▶ _TEXT SECTION_:
┌──

DESCRIPTION OF THE INVENTION

There is provided a method for tracking a region of interest, i.e., a specific region of a video that is of a particular interest to a user, throughout the video sequence and, after the region of interest has been located in a particular frame, generating appropriate values of a quantization parameter, hereinafter “QP”, to be integrated into a video codec's rate-control mechanism. The values of QP are dependent on the location of each macroblock vis-à-vis the region of interest. In an exemplary embodiment, the method is used in conjunction with a videophone application over a public switched telephone network, hereinafter “PSTN”. In a PSTN, for example, there is generally an available bandwidth of about 28 Kbits, of which 8 Kbits must be reserved for audio. This leaves 20 Kbits for video. At such low bitrates, the only way to achieve “continuous” video, i.e., at least 12-15 frames/second, is to sacrifice on the quality of each frame. However, the typical use of a videophone is for a dialogue between two individuals. In this case, each user is more interested in seeing the other user's face than the rest of the image, and therefore the image of a user's face would be considered the region of interest.

└──

▶ _SUPPLIED DATA_:
┌──

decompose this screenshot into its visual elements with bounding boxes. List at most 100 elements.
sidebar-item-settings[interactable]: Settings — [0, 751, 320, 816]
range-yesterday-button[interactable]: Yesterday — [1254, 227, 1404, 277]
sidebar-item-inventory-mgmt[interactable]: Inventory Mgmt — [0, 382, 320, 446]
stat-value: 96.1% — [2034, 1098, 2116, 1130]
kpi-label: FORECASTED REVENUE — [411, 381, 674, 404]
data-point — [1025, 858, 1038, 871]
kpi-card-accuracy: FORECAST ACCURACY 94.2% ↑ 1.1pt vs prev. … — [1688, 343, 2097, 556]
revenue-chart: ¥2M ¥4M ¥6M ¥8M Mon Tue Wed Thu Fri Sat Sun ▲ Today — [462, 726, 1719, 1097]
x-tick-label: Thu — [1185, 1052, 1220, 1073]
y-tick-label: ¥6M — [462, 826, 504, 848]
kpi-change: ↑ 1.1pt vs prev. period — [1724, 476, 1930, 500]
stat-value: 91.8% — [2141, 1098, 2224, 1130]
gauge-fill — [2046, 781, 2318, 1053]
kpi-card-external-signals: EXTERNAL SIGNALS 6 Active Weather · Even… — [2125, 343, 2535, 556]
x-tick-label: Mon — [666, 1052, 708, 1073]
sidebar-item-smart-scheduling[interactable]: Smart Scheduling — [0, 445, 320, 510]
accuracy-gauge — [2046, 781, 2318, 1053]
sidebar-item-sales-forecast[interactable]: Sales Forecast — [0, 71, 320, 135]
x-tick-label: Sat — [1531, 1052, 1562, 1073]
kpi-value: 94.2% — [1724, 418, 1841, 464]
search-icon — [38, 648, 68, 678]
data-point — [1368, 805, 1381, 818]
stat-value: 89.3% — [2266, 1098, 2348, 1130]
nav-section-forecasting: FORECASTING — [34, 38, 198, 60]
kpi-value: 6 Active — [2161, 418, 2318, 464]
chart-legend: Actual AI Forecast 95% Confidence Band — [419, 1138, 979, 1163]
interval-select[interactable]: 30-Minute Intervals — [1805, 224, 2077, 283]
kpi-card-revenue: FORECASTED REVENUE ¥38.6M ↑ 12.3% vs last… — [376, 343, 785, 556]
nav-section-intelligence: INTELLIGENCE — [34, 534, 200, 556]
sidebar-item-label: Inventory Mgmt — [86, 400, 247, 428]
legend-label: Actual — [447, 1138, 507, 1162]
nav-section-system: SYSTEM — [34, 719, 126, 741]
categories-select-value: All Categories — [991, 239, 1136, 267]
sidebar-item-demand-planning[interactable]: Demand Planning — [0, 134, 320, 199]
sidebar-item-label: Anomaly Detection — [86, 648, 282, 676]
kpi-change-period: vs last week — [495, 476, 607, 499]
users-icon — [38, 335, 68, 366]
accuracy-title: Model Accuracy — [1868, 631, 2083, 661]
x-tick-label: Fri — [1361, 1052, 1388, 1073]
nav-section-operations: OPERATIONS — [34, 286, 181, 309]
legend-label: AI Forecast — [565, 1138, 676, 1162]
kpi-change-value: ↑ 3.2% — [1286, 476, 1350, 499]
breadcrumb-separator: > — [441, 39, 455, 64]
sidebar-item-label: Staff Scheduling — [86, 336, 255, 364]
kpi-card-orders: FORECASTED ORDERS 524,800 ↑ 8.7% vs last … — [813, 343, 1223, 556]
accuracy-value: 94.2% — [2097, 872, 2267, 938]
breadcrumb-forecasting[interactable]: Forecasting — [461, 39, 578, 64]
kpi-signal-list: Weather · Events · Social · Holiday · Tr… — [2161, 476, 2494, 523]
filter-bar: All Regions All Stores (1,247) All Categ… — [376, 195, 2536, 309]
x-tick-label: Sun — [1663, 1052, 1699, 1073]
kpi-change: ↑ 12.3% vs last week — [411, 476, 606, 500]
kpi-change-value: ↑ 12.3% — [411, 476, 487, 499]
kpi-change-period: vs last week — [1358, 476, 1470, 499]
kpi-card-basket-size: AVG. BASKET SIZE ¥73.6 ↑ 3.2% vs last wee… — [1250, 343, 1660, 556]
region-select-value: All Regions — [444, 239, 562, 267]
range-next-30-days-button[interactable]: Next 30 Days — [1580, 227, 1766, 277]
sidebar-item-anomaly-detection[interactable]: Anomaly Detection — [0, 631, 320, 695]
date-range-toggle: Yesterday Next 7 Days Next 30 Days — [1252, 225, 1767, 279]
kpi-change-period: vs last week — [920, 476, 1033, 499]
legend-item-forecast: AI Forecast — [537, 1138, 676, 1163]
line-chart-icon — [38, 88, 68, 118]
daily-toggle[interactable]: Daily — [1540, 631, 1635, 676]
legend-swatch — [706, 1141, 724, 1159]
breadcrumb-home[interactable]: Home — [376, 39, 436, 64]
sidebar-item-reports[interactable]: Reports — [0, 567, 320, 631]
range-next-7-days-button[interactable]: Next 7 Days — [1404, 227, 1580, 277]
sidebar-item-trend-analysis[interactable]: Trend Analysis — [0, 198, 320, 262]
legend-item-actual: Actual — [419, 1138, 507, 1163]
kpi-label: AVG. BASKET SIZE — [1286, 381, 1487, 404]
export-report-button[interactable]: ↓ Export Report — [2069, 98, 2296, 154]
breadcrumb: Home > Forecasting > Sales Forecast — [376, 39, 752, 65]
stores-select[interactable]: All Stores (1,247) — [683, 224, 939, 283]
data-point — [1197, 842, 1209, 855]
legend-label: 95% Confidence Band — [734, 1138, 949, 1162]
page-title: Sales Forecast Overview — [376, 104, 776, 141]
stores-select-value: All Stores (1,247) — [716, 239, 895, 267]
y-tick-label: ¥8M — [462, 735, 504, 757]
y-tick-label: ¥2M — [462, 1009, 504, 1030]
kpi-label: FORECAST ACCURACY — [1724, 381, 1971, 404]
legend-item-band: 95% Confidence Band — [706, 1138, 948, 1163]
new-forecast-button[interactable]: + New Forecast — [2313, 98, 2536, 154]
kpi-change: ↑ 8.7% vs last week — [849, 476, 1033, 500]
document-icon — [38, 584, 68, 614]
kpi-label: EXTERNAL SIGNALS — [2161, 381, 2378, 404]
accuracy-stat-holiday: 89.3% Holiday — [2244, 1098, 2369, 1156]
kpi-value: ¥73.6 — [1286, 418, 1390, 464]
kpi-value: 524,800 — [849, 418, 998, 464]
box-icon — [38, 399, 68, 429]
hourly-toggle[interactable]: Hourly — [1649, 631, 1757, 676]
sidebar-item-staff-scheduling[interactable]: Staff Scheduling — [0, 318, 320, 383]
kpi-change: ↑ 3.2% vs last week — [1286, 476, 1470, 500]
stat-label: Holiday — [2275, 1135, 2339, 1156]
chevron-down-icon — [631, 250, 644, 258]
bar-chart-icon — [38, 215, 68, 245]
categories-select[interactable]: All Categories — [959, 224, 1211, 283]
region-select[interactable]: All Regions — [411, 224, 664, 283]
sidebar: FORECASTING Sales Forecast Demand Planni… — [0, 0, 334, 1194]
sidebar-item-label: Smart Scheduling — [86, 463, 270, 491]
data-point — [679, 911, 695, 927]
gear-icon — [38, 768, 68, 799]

└──

Please say how much bandwidth the invention description leaves for video in a PSTN. The data are drawn from a different source.

20 Kbits.